Every line of the data that contains the string "image" must be copied.
— START EXERCISE MATERIAL —
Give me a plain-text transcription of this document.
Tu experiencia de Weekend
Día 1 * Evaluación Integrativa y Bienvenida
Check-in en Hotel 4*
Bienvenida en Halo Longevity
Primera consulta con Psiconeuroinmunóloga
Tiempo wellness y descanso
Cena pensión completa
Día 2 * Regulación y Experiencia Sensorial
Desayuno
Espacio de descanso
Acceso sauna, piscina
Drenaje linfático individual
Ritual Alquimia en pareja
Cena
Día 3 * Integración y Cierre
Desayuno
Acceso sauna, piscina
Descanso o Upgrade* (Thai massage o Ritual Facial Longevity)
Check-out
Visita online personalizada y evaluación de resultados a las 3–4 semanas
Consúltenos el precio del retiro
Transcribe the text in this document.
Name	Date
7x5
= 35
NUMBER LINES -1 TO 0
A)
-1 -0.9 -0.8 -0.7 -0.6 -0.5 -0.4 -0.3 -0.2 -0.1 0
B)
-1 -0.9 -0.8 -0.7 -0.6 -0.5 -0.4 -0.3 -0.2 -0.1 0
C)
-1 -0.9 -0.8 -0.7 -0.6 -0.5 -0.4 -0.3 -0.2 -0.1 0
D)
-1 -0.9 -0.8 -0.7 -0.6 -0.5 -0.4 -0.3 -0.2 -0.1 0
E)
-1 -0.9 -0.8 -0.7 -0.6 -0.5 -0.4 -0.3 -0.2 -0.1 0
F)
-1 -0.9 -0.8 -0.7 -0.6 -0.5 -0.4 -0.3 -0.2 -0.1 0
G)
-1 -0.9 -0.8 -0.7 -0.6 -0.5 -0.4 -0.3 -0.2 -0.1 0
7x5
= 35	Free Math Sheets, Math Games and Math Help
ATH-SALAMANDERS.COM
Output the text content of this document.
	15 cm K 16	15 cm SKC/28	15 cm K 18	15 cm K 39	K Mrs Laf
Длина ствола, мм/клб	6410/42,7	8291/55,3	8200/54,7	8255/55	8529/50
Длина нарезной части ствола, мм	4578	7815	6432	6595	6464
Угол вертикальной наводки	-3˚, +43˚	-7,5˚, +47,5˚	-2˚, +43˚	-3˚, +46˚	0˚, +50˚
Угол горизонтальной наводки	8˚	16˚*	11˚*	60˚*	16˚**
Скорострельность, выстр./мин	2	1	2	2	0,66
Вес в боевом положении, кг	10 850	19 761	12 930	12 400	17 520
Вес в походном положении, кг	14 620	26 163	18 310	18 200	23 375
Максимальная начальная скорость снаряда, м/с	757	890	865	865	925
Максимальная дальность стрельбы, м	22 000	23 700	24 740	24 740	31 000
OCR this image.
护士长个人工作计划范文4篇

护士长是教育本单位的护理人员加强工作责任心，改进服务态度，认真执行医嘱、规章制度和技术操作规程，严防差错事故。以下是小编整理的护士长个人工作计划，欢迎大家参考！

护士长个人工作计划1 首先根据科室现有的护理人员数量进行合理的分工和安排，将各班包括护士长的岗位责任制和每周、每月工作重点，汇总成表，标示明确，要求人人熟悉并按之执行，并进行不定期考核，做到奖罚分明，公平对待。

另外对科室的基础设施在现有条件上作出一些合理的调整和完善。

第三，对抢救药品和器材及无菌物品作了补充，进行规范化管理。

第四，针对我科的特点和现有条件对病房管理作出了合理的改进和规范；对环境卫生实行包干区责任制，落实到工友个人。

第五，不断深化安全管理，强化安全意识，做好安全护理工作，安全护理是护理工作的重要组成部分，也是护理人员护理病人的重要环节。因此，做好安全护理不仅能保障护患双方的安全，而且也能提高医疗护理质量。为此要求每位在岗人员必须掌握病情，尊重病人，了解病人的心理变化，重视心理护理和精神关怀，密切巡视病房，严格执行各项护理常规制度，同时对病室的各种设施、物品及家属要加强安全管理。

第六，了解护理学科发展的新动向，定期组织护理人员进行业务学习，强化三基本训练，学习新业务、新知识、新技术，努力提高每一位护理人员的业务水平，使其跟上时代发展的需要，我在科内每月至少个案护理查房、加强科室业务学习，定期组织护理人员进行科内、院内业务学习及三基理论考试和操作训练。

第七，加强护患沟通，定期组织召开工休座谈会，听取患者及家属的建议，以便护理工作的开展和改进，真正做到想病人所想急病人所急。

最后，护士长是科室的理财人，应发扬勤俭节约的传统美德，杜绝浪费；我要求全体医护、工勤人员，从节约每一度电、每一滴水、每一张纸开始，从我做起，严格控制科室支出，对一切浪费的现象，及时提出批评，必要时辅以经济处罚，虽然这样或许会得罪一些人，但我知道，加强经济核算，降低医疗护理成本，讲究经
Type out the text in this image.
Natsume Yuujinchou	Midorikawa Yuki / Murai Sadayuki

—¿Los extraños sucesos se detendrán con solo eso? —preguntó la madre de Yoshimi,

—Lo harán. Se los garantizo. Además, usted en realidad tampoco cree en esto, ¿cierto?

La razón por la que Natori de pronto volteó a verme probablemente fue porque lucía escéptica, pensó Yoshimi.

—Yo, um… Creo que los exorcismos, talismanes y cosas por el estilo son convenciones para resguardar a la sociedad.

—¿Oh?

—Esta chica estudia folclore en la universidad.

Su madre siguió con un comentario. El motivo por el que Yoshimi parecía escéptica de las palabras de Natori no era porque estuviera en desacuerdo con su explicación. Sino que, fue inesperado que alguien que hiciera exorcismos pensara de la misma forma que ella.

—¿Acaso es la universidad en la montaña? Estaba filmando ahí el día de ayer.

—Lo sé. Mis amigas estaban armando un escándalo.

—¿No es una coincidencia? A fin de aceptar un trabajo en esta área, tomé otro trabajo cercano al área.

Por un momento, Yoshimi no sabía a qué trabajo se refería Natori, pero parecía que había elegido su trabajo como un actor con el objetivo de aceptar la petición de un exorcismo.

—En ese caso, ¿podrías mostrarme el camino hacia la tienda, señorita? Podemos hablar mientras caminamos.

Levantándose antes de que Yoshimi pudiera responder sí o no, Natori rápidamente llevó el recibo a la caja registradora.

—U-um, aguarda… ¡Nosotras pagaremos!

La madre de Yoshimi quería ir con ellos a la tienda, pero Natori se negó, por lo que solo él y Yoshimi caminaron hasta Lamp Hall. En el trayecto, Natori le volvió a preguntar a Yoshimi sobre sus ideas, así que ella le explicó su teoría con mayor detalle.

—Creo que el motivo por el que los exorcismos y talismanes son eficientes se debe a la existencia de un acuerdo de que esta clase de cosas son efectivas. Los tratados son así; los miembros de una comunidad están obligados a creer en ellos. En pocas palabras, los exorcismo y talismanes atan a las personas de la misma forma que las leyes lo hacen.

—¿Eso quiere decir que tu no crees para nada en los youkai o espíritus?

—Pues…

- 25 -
— END EXERCISE MATERIAL —
ANSWER FOR THE TASK =
OCR this image.
Type out the text in this image.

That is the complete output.